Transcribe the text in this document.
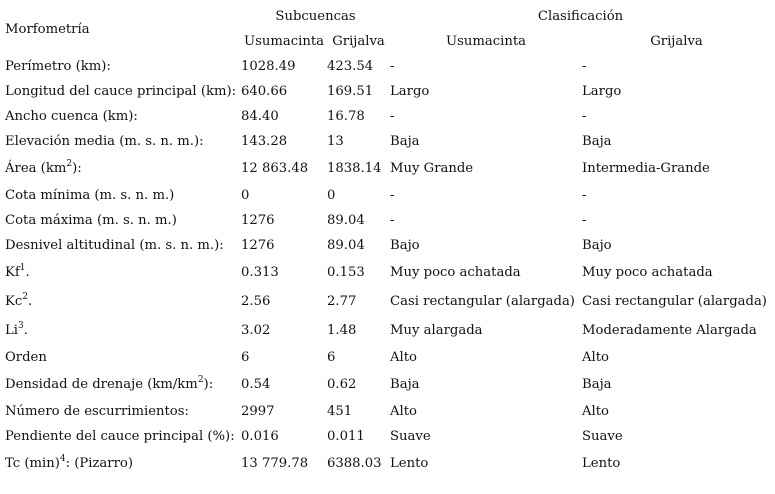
Morfometría	Subcuencas		Clasificación	
	Usumacinta	Grijalva	Usumacinta	Grijalva
Perímetro (km):	1028.49	423.54	-	-
Longitud del cauce principal (km):	640.66	169.51	Largo	Largo
Ancho cuenca (km):	84.40	16.78	-	-
Elevación media (m. s. n. m.):	143.28	13	Baja	Baja
Área $(km^2)$:	12 863.48	1838.14	Muy Grande	Intermedia-Grande
Cota mínima (m. s. n. m.)	0	0	-	-
Cota máxima (m. s. n. m.)	1276	89.04	-	-
Desnivel altitudinal (m. s. n. m.):	1276	89.04	Bajo	Bajo
Kf$^1$.	0.313	0.153	Muy poco achatada	Muy poco achatada
Kc$^2$.	2.56	2.77	Casi rectangular (alargada)	Casi rectangular (alargada)
Li$^3$.	3.02	1.48	Muy alargada	Moderadamente Alargada
Orden	6	6	Alto	Alto
Densidad de drenaje $(km/km^2)$:	0.54	0.62	Baja	Baja
Número de escurrimientos:	2997	451	Alto	Alto
Pendiente del cauce principal (%):	0.016	0.011	Suave	Suave
Tc $(\min)^4$: (Pizarro)	13 779.78	6388.03	Lento	Lento
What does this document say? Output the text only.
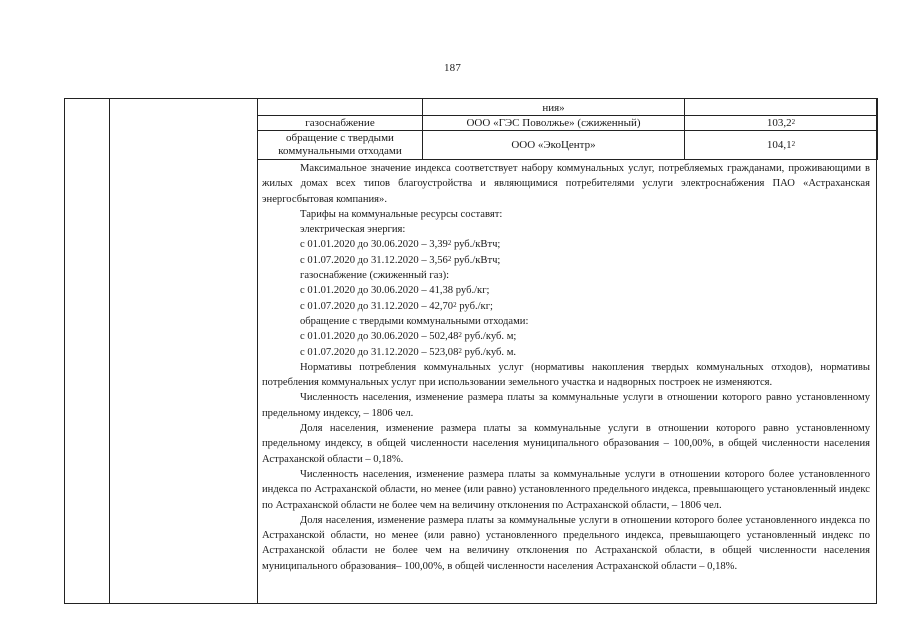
187
	ния»	
газоснабжение	ООО «ГЭС Поволжье» (сжиженный)	103,2$^2$
обращение с твердыми коммунальными отходами	ООО «ЭкоЦентр»	104,1$^2$

Максимальное значение индекса соответствует набору коммунальных услуг, потребляемых гражданами, проживающими в жилых домах всех типов благоустройства и являющимися потребителями услуги электроснабжения ПАО «Астраханская энергосбытовая компания».

Тарифы на коммунальные ресурсы составят:
электрическая энергия:
с 01.01.2020 до 30.06.2020 – 3,39$^2$ руб./кВтч;
с 01.07.2020 до 31.12.2020 – 3,56$^2$ руб./кВтч;
газоснабжение (сжиженный газ):
с 01.01.2020 до 30.06.2020 – 41,38 руб./кг;
с 01.07.2020 до 31.12.2020 – 42,70$^2$ руб./кг;
обращение с твердыми коммунальными отходами:
с 01.01.2020 до 30.06.2020 – 502,48$^2$ руб./куб. м;
с 01.07.2020 до 31.12.2020 – 523,08$^2$ руб./куб. м.

Нормативы потребления коммунальных услуг (нормативы накопления твердых коммунальных отходов), нормативы потребления коммунальных услуг при использовании земельного участка и надворных построек не изменяются.

Численность населения, изменение размера платы за коммунальные услуги в отношении которого равно установленному предельному индексу, – 1806 чел.

Доля населения, изменение размера платы за коммунальные услуги в отношении которого равно установленному предельному индексу, в общей численности населения муниципального образования – 100,00%, в общей численности населения Астраханской области – 0,18%.

Численность населения, изменение размера платы за коммунальные услуги в отношении которого более установленного индекса по Астраханской области, но менее (или равно) установленного предельного индекса, превышающего установленный индекс по Астраханской области не более чем на величину отклонения по Астраханской области, – 1806 чел.

Доля населения, изменение размера платы за коммунальные услуги в отношении которого более установленного индекса по Астраханской области, но менее (или равно) установленного предельного индекса, превышающего установленный индекс по Астраханской области не более чем на величину отклонения по Астраханской области, в общей численности населения муниципального образования– 100,00%, в общей численности населения Астраханской области – 0,18%.
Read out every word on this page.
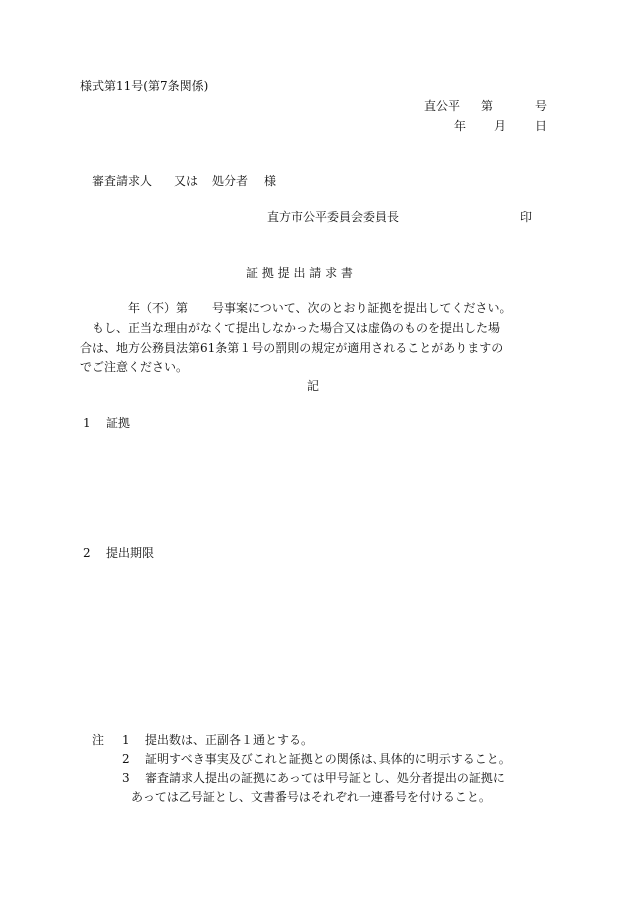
様式第11号(第7条関係)
直公平 第	号
年 月 日
審査請求人 又は 処分者 様
直方市公平委員会委員長	印
証 拠 提 出 請 求 書
年（不）第　　号事案について、次のとおり証拠を提出してください。
もし、正当な理由がなくて提出しなかった場合又は虚偽のものを提出した場
合は、地方公務員法第61条第１号の罰則の規定が適用されることがありますの
でご注意ください。
記
1 証拠
2 提出期限
注 1 提出数は、正副各１通とする。
2 証明すべき事実及びこれと証拠との関係は､具体的に明示すること。
3 審査請求人提出の証拠にあっては甲号証とし、処分者提出の証拠に
あっては乙号証とし、文書番号はそれぞれ一連番号を付けること。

------------

● Task details
Repeat exactly the lines from the one containing "Read out every word on this page." through the last line of the records above, both included, and leave out the pictures.

● Task response
Read out every word on this page.
様式第11号(第7条関係)
直公平 第	号
年 月 日
審査請求人 又は 処分者 様
直方市公平委員会委員長	印
証 拠 提 出 請 求 書
年（不）第　　号事案について、次のとおり証拠を提出してください。
もし、正当な理由がなくて提出しなかった場合又は虚偽のものを提出した場
合は、地方公務員法第61条第１号の罰則の規定が適用されることがありますの
でご注意ください。
記
1 証拠
2 提出期限
注 1 提出数は、正副各１通とする。
2 証明すべき事実及びこれと証拠との関係は､具体的に明示すること。
3 審査請求人提出の証拠にあっては甲号証とし、処分者提出の証拠に
あっては乙号証とし、文書番号はそれぞれ一連番号を付けること。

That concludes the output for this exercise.